_Short problem_
Output all the material that follows, exactly as given.
◆ ◆ ◆ ◆
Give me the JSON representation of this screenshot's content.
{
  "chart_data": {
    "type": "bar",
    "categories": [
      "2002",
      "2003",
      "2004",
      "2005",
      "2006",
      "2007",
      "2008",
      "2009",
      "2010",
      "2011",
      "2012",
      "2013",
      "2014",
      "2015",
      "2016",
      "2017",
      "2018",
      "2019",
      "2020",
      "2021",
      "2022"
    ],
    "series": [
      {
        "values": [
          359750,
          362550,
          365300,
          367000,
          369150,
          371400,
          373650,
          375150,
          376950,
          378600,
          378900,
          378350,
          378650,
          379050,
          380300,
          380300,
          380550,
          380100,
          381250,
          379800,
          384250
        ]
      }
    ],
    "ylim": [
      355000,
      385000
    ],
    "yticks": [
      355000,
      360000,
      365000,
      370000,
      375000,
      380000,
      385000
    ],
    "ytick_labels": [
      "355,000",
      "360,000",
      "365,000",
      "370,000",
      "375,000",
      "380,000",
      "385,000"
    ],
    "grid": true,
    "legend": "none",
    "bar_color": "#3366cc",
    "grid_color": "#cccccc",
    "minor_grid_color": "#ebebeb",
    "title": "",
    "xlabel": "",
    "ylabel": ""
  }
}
◆ ◆ ◆ ◆
_Solved problem_
Give me the JSON representation of this screenshot's content.
{
  "chart_data": {
    "type": "bar",
    "categories": [
      "2002",
      "2003",
      "2004",
      "2005",
      "2006",
      "2007",
      "2008",
      "2009",
      "2010",
      "2011",
      "2012",
      "2013",
      "2014",
      "2015",
      "2016",
      "2017",
      "2018",
      "2019",
      "2020",
      "2021",
      "2022"
    ],
    "series": [
      {
        "values": [
          359750,
          362550,
          365300,
          367000,
          369150,
          371400,
          373650,
          375150,
          376950,
          378600,
          378900,
          378350,
          378650,
          379050,
          380300,
          380300,
          380550,
          380100,
          381250,
          379800,
          384250
        ]
      }
    ],
    "ylim": [
      355000,
      385000
    ],
    "yticks": [
      355000,
      360000,
      365000,
      370000,
      375000,
      380000,
      385000
    ],
    "ytick_labels": [
      "355,000",
      "360,000",
      "365,000",
      "370,000",
      "375,000",
      "380,000",
      "385,000"
    ],
    "grid": true,
    "legend": "none",
    "bar_color": "#3366cc",
    "grid_color": "#cccccc",
    "minor_grid_color": "#ebebeb",
    "title": "",
    "xlabel": "",
    "ylabel": ""
  }
}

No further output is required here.